Start of MATERIAL FOR THIS EXERCISE

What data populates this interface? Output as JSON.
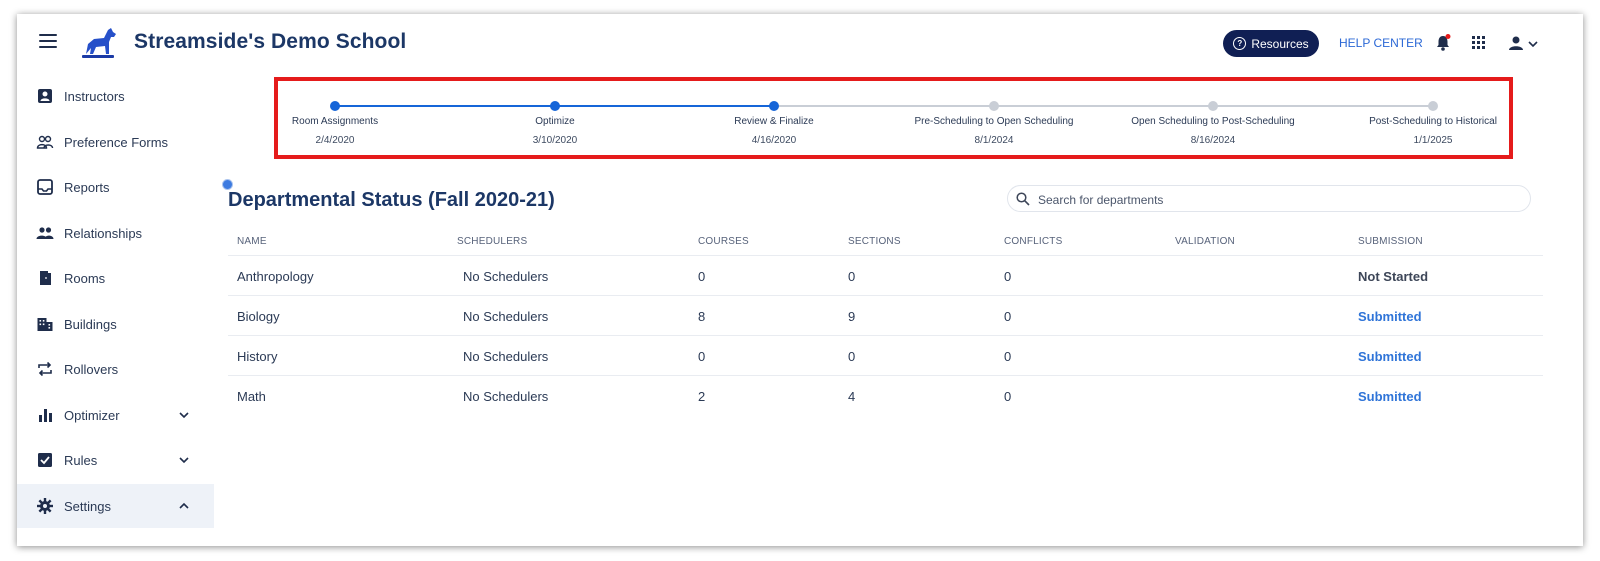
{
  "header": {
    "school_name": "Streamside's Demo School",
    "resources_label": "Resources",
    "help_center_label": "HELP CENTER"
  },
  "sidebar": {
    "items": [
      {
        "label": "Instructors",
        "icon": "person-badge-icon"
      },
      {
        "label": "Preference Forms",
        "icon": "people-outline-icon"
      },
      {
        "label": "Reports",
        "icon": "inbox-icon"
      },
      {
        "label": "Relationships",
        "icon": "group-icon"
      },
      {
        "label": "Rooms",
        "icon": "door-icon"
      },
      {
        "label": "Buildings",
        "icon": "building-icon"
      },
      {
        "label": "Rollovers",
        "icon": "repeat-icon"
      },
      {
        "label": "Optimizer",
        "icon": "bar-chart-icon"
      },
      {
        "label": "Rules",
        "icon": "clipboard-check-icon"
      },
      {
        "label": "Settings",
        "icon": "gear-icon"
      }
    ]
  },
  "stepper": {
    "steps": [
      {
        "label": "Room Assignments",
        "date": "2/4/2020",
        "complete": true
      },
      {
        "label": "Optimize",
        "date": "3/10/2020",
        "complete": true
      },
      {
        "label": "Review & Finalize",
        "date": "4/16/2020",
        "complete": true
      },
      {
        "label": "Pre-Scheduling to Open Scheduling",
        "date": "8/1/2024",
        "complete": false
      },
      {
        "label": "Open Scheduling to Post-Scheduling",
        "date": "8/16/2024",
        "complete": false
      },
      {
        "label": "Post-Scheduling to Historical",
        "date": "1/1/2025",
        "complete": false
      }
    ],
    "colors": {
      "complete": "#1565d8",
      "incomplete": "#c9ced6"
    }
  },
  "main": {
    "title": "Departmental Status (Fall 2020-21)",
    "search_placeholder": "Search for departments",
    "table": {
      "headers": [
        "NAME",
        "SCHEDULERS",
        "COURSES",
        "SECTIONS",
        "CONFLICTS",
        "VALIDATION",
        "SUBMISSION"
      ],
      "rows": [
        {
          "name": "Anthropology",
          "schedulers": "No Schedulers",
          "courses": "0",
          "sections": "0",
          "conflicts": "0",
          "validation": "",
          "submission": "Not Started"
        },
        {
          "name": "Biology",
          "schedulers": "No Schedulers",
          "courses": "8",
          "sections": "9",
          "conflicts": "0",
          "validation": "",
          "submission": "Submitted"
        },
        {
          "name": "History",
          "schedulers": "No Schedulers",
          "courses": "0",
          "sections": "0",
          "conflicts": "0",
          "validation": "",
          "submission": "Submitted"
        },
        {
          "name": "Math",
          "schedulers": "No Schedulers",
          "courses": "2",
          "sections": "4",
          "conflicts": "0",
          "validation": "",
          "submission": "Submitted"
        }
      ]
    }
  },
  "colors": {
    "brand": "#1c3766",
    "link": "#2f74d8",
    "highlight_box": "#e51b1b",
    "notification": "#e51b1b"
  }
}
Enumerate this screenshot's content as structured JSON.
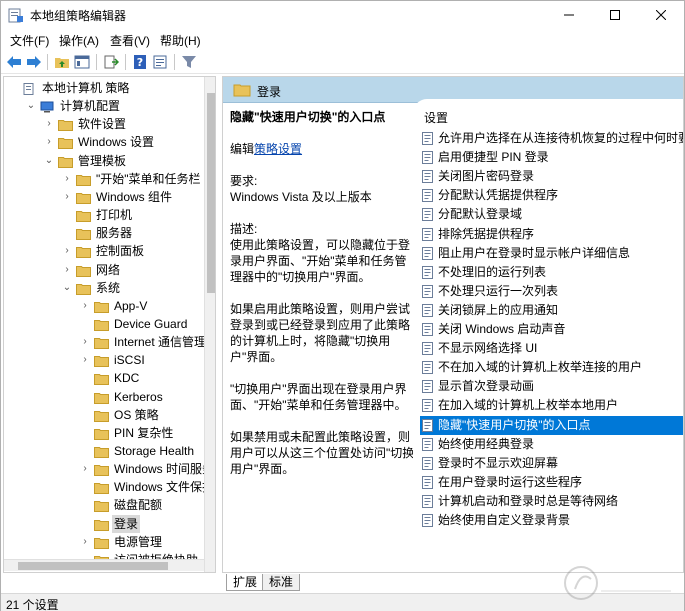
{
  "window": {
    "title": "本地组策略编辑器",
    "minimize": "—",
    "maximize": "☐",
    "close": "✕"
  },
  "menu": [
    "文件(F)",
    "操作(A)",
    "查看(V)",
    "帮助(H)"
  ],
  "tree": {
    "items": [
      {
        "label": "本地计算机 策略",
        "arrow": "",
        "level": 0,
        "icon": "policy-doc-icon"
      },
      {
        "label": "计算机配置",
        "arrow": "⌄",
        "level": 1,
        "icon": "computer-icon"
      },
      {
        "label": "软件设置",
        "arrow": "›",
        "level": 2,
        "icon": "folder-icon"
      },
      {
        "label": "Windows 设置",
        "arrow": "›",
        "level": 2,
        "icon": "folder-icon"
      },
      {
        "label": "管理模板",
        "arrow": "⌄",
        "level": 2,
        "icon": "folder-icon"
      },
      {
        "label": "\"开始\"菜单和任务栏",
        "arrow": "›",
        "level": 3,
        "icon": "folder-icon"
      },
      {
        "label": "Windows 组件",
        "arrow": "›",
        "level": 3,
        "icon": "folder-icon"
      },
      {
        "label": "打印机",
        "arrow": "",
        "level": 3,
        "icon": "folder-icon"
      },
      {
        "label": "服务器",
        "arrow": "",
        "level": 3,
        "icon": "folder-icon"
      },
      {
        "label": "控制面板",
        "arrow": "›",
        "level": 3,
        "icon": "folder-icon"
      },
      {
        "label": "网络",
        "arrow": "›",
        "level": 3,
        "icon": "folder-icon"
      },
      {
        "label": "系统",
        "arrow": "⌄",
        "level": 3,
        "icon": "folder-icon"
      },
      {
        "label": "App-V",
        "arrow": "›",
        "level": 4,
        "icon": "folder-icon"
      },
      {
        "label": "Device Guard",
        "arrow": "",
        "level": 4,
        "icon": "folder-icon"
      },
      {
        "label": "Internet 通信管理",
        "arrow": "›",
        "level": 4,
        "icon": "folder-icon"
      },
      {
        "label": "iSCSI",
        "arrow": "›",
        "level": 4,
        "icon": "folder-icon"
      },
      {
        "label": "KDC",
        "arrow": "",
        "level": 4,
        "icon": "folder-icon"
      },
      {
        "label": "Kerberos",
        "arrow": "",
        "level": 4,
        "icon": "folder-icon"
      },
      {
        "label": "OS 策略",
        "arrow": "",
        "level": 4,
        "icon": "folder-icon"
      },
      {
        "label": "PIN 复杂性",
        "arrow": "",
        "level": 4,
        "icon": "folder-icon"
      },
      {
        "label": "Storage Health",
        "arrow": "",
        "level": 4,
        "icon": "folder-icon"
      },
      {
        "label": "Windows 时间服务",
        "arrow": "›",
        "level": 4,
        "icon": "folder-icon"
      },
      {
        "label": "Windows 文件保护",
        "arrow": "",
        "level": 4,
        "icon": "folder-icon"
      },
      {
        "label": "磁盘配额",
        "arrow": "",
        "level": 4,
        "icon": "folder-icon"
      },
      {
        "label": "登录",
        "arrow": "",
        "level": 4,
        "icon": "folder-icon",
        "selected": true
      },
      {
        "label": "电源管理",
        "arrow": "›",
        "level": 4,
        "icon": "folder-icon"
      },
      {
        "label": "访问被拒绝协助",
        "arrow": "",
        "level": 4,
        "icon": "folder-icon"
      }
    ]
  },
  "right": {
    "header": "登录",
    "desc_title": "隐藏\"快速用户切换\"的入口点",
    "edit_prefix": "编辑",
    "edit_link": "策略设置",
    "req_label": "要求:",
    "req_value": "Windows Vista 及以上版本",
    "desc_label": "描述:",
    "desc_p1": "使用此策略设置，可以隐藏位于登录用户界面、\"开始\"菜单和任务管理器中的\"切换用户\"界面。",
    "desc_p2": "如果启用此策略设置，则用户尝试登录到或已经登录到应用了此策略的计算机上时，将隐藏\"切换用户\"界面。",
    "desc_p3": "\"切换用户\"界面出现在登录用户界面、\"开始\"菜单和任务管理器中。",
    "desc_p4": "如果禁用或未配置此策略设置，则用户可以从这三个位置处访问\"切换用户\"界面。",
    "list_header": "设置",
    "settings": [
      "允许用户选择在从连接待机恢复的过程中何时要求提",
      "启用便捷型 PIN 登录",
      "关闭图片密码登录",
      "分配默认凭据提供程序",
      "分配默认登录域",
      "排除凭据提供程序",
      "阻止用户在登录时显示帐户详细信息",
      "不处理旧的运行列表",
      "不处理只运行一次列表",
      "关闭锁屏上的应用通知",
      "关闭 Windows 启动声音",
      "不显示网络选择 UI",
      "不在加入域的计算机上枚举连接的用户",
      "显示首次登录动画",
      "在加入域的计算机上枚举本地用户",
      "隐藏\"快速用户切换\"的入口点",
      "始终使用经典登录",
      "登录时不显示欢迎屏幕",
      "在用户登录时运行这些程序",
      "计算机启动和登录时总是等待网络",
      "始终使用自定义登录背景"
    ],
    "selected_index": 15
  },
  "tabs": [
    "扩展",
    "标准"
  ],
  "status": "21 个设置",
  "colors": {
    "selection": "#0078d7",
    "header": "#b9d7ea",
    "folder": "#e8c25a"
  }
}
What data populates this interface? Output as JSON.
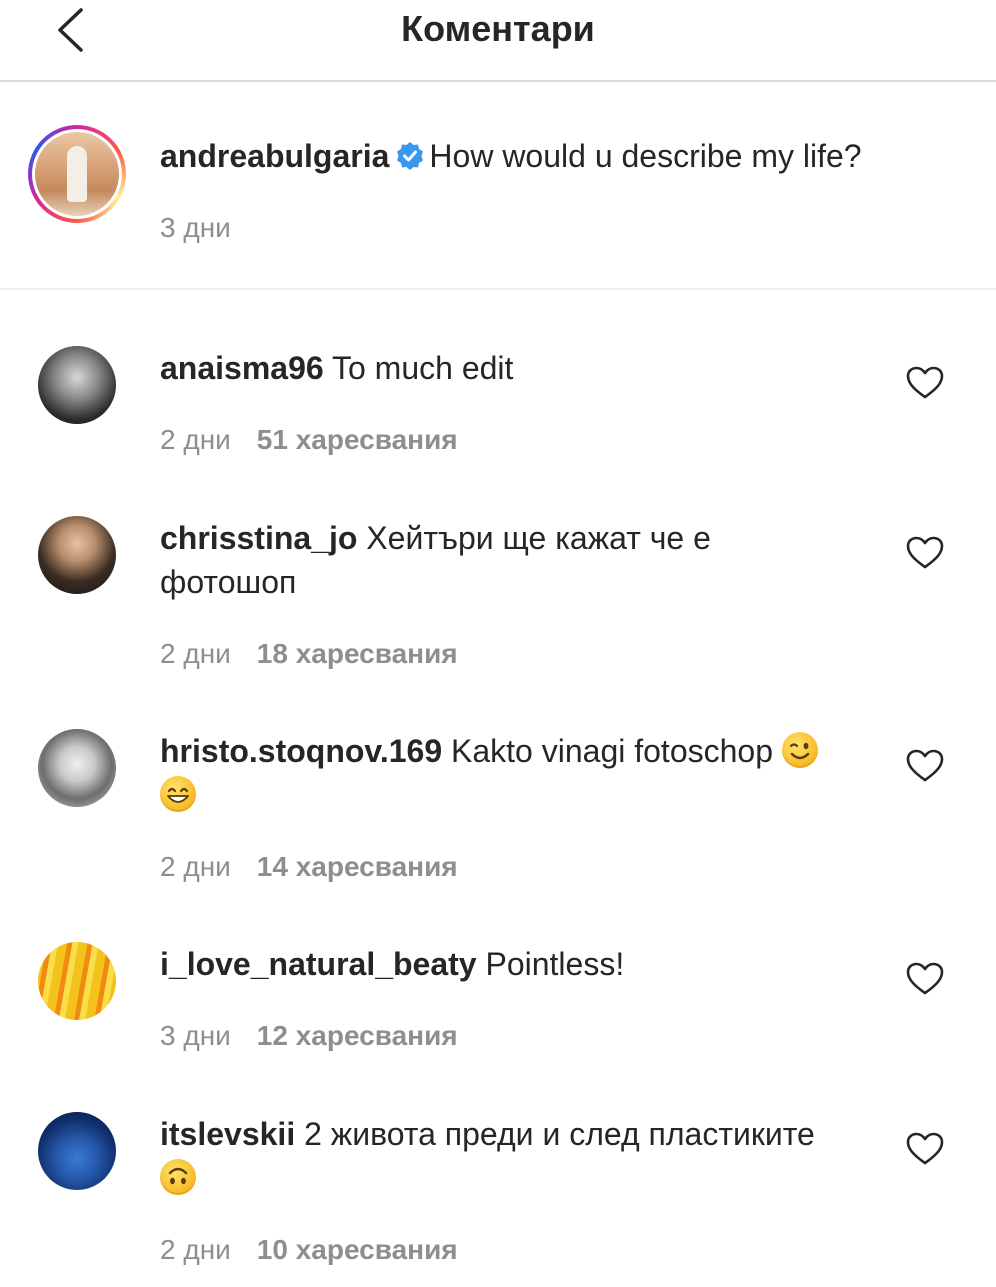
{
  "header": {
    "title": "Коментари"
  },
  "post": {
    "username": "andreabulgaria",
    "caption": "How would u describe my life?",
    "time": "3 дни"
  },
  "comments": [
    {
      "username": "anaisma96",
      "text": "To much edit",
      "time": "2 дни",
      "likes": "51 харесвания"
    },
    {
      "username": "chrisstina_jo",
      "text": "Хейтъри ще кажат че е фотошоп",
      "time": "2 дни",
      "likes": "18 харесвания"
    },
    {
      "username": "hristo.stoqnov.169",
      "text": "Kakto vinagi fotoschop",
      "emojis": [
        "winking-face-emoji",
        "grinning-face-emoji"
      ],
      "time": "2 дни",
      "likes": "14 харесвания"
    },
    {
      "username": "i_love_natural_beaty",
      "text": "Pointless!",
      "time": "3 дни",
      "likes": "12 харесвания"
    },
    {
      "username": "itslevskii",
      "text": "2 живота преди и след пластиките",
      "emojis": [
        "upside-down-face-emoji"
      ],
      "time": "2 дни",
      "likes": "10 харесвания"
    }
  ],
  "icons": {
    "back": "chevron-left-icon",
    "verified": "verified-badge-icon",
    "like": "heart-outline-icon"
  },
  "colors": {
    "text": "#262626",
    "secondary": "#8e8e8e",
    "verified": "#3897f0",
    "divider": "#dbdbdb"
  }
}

End of MATERIAL FOR THIS EXERCISE

[EXERCISE OBJECTIVE]:
Say, as a number only, how many lines of the data contain "badge".

[FULL ANSWER]:
2